Ce tome fait suite à DMZ tome 9 (épisodes 50 à 54) qu'il faut avoir lu avant. Il comprend les épisodes 55 à 59, initialement parus en 2010, écrits par
Brian Wood, mis en couleurs par
Jeromy Cox, avec des couvertures réalisées par
John Paul Leon. Les épisodes ont été dessinés et encrés par
Andrea Mutti pour le 55,
Nathan Fox pour le 56,
Cliff Chiang pour le 57, Danijel Žeželj pour le 58, et
David Lapham pour le 59. Ces épisodes ont été réédités dans DMZ, Intégrale Tome 4 : qui contient les épisodes 45 à 59.
Épisode 55 : un homme armé perd le téléphone portable qui le maintenait en contact avec son équipe logistique qui lui avait demandé de rentrer ses coordonnées pour pouvoir être évacué. Conscient du risque qu'il court, il décide de descendre du toit de l'immeuble où il se tient pour joindre les sous-sols où il sera plus en sécurité. Avançant fusil au poing, il repère des grilles de ventilation lui permettant de rejoindre les quais d'une station de métro. Il continue d'avancer et finit par se retrouver dans des pièces souterraines où se tiennent une dizaine de personnes y ayant trouvé refuge dont Zee Hernandez. Épisode 56 : les missiles ont commencé à tomber sur Manhattan. À Chinatown, Wilson est tranquillement attablé devant une grande table ronde sur laquelle se trouve une quinzaine de plats. Il déguste un bouillon avec des grands bruits de succion. Il indique au cuisinier qu'il peut rentrer chez lui. Il se tourne vers Woodrow son garde du corps et lui indique que lui aussi peut rentrer chez lui. Il décline car il n'a aucune famille qui l'attende. Épisode 57 : Amina est en train de se faire un café chez elle, dans un appartement sécurisé, à l'intérieur d'un bâtiment qui abritait auparavant des installations d'imprimerie. Elle écoute la radio libre. Il lui semble entendre du bruit dans la rue, et elle écarte précautionneusement un rideau pour voir ce qui se passe. Au beau milieu de la chaussée, il y a un siège auto pour bébé, avec un nourrisson dedans. Elle descend en toute hâte pour le récupérer et pour le mettre en sureté chez elle.

Données fournies:

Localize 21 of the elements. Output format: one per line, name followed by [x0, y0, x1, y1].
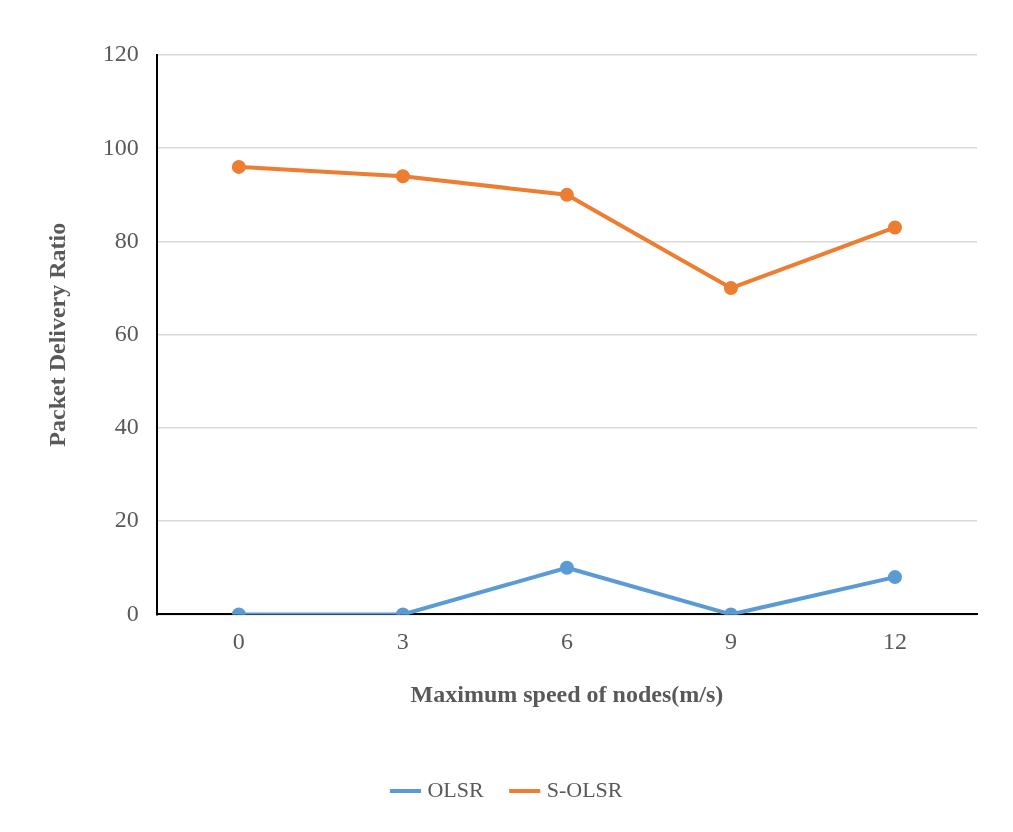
y-tick-label: 80	[114, 226, 139, 253]
y-tick-label: 100	[102, 133, 139, 160]
y-tick-label: 20	[114, 506, 139, 533]
x-tick-label: 6	[560, 628, 573, 655]
x-tick-label: 3	[396, 628, 409, 655]
point	[723, 281, 738, 296]
legend-label: OLSR	[427, 776, 485, 802]
point	[231, 159, 246, 174]
y-tick-label: 60	[114, 320, 139, 346]
x-axis-title: Maximum speed of nodes(m/s)	[410, 680, 724, 707]
point	[887, 220, 902, 235]
point	[395, 169, 410, 184]
x-tick-label: 12	[882, 628, 907, 655]
y-tick-label: 40	[114, 413, 139, 440]
x-tick-label: 0	[232, 628, 245, 655]
point	[559, 187, 574, 202]
legend-label: S-OLSR	[546, 776, 623, 802]
y-tick-label: 0	[126, 599, 139, 626]
y-tick-label: 120	[102, 40, 139, 67]
x-tick-label: 9	[724, 628, 737, 655]
y-axis-title: Packet Delivery Ratio	[43, 222, 70, 447]
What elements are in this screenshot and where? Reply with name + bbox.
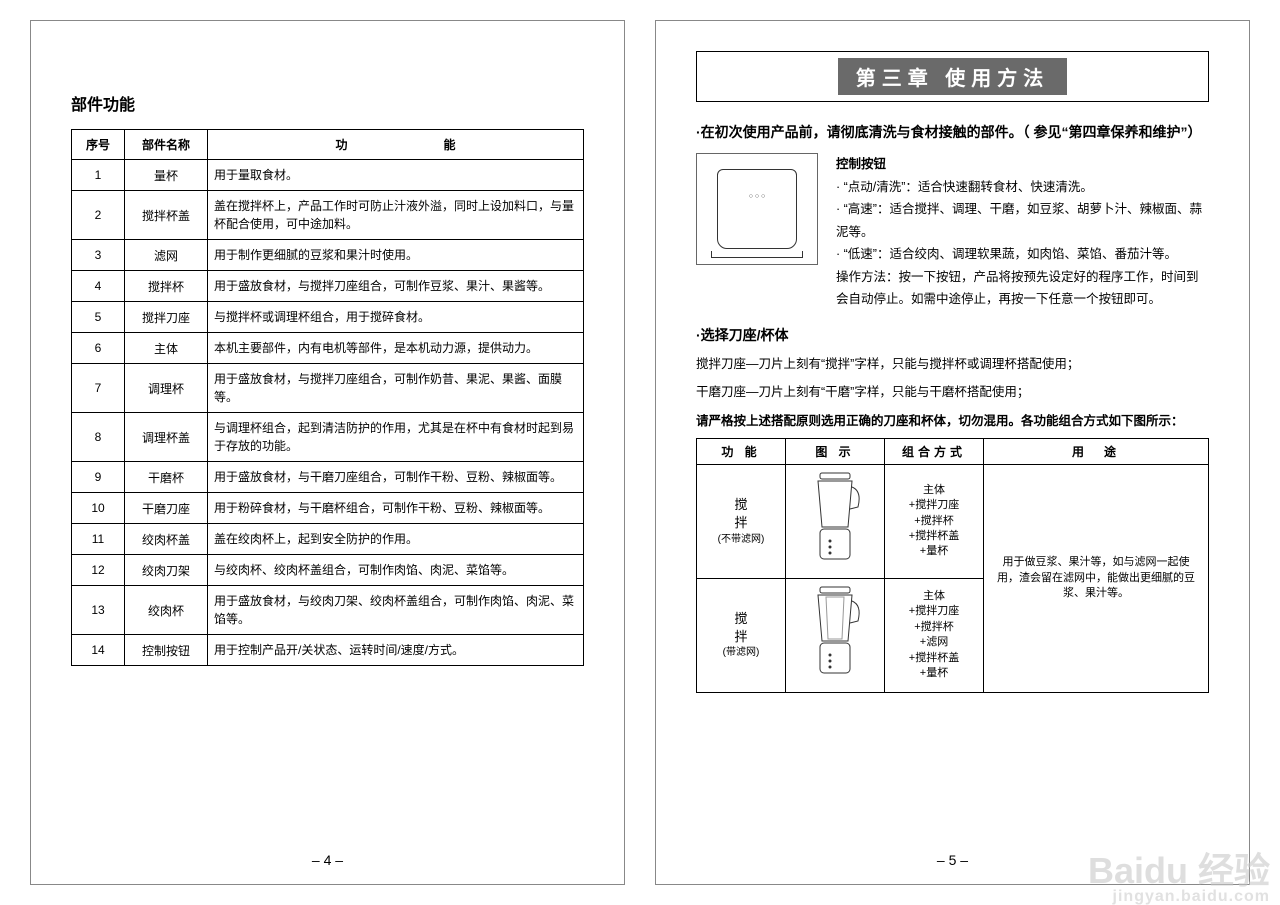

Consigne: Continuez le texte consacré au tome de DMZ à partir de sa dernière phrase. Les enregistrements n'ont aucun rôle dans ce travail.

Réponse:
Épisode 58 : plusieurs pâtés d'immeuble de la zone démilitarisée qu'est Manhattan sont en feu. Un homme avec la capuche de son blouson, rabattue sur sa tête, avance les mains dans les poches, seul dans la nuit. Une explosion se produit non loin de lui et il continue de marcher comme si de rien n'était. Il sort une bombe de peinture de sa poche, la secoue afin de mélanger la peinture et les solvants présents dans la bombe. Puis il enlève le capuchon qu'il laisse tomber à terre et il effectue son graffiti : un cercle avec une flèche vers la droite, et le nombre 10 inscrit à l'intérieur. L'artiste de rue Decade Later est de retour, libéré. Il se remémore son vol en hélicoptère en tant que prisonnier dans sa tenue orange, une cagoule opaque lui recouvrant toute la tête, les pieds et les poings entravés, comme les autres prisonniers à ses côtés. Il se remémore la découverte de sa minuscule cellule et les maltraitances physiques. Épisode 59 : les bombes et les missiles continuent de pleuvoir sur la DMZ. Matty Roth regagne les sous-sols d'un bâtiment où il sait qu'il sera en sécurité. Juste avant d'en pousser la porte, il vérifie le contenu de sa sacoche : la carte de presse, les liasses de billets, une carte de la ville, une bouteille d'eau. Il sort quelques billets et les fait passer par la fente dans la porte devant lui. Deux jeunes femmes lui ouvrent et il se retrouve dans une longue et large pièce abritant une trentaine de personnes qui le reconnaissent.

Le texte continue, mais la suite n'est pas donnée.